▸ Travail demandé
Dites si chacune des affirmations (a), (b) et (c) concorde avec l'extrait, en répondant par oui ou par non et en citant fidèlement les mots de l'extrait qui tranchent la question.
(a) Le rapport à la lettre doit être fonctionnel pour qu'il y ait apprentissage, chez les enfants comme chez les adultes.
(b) Il est recommandé de conserver une approche de l'écrit de style purement scolaire.
(c) La définition de la mémoire est tirée d'un ouvrage publié chez De Boeck.

▸ Extrait
━━━
Ils ont retenu les côtés de code plutôt abstrait et
de norme. Peut être est-ce du à une mauvaise expérience
scolaire. Il est donc impératif à mon avis de remédier
à ces interprétations dès le début de l'alphabétisation.
Il s'agira de créer un rapport qui leur semblent plus significatif,
peut-être en se basant sur leur chemin de vie, et diminuer leurs
représentations normatives de l'écrit.
Afin de rendre ce rapport meilleur,
il convient de quitter l'approche de l'écrit de style purement scolaire,
en prenant le temps de reconstruire ce qu'ils savent sur l'écrit,
ses caractéristiques, ses fonctions, et son utilisation.
Le rapport à l'écrit
est aussi une question d'identité. "Passer de l'oral à l'écrit
c'est changer de monde, c'est une transformation de l'être qui perturbe
tellement l'identité que l'angoisse devenant trop forte, seule la
fuite est salvatrice."(Barrée de Miniac Christine et Lété
Bernard, L'illettrisme, De la prévention chez l'enfant aux stratégies
de formation chez l'adulte, De Boeck, Belgique, 1997). Nous trouvons cette
citation très parlante. Elle montre bien la dimension identitaire
du passage à l'écrit. Lorsque l'on sait écrire depuis
des années l'on n'arrive pas à ce rendre compte de cette
difficulté.
En ce qui concerne le rapport
à la lettre, il doit être fonctionnel, sinon il n'y aura pas
d'apprentissage, ceci chez les enfants, comme les adultes. Nous devons
donner du sens à ce que nous faisons, et aux buts que nous nous
fixons.
Nous avons donc un aperçu
de la complexité de ce rapport. Il est rendu difficile d'une part
par la société avec les valeurs culturelles que représentent
les connaissances de bases. Et d'autre part par les bouleversements internes
qu'elles impliquent.
Trois points importants du rapport au savoir:
a- La mémoire
Qu'est ce que la mémoire?
" La mémoire est un ensemble de processus biologiques et psychologiques
dont la fonction générale est de coder l'information, de
la stocker et de la récupérer pour pouvoir la constituer."
( Houssaye Jean, La pédagogie: une encyclopédie pour aujourd'hui,
ESF, Paris 1993)
━━━
▸ Enregistrements fournis
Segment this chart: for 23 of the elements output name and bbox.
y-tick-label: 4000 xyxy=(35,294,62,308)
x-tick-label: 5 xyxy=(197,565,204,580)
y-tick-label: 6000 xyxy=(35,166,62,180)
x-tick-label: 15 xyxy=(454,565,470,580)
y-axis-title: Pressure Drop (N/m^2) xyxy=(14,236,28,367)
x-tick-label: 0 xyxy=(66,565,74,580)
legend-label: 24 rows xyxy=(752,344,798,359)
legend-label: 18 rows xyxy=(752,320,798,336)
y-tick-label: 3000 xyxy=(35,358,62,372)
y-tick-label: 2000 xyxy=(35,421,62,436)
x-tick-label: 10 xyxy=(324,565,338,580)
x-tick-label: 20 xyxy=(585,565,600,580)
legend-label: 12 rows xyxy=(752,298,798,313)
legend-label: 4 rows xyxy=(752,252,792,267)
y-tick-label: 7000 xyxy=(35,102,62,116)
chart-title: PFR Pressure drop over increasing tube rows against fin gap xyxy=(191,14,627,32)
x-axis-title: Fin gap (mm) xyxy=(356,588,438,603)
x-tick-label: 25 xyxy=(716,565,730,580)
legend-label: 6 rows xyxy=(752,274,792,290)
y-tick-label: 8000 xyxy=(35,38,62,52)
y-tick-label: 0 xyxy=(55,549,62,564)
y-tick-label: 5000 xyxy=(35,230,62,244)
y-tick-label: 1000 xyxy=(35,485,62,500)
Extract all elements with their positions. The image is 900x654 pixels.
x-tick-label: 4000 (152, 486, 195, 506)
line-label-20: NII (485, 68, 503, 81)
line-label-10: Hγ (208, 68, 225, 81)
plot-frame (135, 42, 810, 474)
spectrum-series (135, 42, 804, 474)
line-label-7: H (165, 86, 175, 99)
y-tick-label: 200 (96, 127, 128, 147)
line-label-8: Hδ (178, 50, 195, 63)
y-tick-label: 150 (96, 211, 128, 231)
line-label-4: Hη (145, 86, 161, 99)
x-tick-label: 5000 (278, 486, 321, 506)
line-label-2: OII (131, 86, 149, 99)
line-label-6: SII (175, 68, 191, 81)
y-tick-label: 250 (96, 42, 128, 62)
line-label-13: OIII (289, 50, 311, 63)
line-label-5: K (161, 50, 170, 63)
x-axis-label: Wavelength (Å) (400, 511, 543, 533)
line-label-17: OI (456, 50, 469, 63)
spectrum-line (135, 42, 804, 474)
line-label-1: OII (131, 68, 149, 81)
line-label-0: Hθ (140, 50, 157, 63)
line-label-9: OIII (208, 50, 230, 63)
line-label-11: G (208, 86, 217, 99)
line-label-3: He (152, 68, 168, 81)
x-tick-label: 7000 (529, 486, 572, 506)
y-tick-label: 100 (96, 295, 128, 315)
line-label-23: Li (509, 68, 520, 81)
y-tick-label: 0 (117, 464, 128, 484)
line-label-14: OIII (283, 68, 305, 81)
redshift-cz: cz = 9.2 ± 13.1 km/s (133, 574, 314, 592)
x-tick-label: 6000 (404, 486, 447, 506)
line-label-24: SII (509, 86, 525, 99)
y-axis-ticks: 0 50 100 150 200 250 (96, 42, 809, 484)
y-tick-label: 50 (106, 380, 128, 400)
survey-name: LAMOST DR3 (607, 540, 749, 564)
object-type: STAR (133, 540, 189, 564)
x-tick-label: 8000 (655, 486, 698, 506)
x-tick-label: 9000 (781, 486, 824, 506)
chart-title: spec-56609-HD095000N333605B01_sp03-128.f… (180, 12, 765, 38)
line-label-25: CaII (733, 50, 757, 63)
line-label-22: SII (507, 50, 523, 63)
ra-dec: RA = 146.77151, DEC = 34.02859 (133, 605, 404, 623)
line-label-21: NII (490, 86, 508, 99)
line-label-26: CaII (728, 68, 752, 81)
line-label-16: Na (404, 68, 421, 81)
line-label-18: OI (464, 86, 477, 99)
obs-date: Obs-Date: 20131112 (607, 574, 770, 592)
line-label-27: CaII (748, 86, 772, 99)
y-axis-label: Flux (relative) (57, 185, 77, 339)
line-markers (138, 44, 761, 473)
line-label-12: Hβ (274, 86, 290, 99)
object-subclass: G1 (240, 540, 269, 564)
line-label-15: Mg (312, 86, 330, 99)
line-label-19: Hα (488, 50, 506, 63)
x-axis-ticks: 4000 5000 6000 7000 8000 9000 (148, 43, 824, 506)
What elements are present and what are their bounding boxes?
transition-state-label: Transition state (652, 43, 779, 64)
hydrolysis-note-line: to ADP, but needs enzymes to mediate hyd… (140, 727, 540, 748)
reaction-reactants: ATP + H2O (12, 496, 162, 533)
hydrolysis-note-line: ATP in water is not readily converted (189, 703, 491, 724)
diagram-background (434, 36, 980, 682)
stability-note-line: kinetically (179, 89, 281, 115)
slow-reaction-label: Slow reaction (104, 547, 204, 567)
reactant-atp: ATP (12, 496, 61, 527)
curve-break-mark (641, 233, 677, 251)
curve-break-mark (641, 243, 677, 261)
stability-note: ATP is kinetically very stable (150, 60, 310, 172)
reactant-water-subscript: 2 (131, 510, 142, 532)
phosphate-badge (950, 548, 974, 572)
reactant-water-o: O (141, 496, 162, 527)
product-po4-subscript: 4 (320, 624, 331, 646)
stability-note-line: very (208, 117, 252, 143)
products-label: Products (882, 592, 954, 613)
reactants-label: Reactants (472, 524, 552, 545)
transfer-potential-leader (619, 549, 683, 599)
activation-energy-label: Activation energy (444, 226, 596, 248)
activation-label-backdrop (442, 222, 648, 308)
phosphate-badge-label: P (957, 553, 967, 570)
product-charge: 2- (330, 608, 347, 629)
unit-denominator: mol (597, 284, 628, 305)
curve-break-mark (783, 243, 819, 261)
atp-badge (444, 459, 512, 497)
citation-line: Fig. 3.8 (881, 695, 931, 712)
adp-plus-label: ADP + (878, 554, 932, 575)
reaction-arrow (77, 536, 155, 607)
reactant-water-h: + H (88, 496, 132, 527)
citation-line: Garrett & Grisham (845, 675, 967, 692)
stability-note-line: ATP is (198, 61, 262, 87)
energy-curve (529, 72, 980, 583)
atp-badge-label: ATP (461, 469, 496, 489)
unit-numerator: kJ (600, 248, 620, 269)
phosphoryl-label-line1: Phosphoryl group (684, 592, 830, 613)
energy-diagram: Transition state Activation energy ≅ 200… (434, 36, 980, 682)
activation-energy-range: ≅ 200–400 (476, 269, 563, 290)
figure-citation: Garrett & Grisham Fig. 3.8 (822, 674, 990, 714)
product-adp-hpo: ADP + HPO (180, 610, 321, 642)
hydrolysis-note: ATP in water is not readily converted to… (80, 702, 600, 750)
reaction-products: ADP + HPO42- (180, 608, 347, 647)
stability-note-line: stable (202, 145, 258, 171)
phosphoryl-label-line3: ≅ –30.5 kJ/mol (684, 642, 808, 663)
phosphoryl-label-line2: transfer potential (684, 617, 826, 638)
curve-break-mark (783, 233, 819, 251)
━━━
▸ Réponse
(a) Oui : « il doit être fonctionnel, sinon il n'y aura pas d'apprentissage, ceci chez les enfants, comme les adultes ».
(b) Non : « il convient de quitter l'approche de l'écrit de style purement scolaire ».
(c) Non : « ESF, Paris 1993 ».